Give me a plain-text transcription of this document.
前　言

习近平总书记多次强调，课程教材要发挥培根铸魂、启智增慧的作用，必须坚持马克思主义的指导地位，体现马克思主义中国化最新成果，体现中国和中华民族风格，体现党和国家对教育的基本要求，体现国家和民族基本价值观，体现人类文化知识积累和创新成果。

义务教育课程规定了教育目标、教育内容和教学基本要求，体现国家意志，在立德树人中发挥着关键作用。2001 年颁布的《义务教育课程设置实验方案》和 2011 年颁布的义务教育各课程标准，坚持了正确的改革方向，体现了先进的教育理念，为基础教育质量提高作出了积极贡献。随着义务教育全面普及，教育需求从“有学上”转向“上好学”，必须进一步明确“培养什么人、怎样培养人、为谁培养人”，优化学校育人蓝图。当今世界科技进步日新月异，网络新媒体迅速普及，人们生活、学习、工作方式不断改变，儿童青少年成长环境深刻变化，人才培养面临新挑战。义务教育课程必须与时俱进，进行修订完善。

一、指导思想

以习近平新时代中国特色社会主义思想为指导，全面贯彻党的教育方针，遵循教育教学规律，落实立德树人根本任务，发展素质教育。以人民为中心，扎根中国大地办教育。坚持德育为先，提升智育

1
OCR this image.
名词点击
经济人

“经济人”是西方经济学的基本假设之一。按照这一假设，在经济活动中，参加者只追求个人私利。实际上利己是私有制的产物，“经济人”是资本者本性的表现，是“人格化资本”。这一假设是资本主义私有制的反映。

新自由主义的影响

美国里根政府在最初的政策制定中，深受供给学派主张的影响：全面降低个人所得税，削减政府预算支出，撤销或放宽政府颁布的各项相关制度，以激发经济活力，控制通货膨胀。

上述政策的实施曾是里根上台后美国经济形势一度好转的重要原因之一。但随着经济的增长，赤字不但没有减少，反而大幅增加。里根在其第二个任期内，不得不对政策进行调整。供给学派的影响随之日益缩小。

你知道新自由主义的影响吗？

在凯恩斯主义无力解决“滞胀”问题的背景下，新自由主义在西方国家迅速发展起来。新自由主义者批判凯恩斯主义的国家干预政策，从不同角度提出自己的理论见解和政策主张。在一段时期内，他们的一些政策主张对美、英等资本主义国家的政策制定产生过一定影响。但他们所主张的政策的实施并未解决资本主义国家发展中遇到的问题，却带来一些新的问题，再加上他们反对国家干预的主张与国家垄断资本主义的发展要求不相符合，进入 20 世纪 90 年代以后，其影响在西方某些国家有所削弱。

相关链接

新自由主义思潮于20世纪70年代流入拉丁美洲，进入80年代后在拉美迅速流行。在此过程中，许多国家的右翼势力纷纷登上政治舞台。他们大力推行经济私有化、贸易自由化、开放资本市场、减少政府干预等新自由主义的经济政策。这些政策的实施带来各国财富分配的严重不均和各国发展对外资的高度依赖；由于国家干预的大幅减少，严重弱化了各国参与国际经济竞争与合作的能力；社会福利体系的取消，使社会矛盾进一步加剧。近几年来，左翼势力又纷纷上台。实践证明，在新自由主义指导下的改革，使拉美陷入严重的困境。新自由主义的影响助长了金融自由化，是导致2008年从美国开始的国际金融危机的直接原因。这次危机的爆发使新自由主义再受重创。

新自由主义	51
━━━━━━━━━━
Identify how many lines in the entries above include the string "this", then state that number alone.

2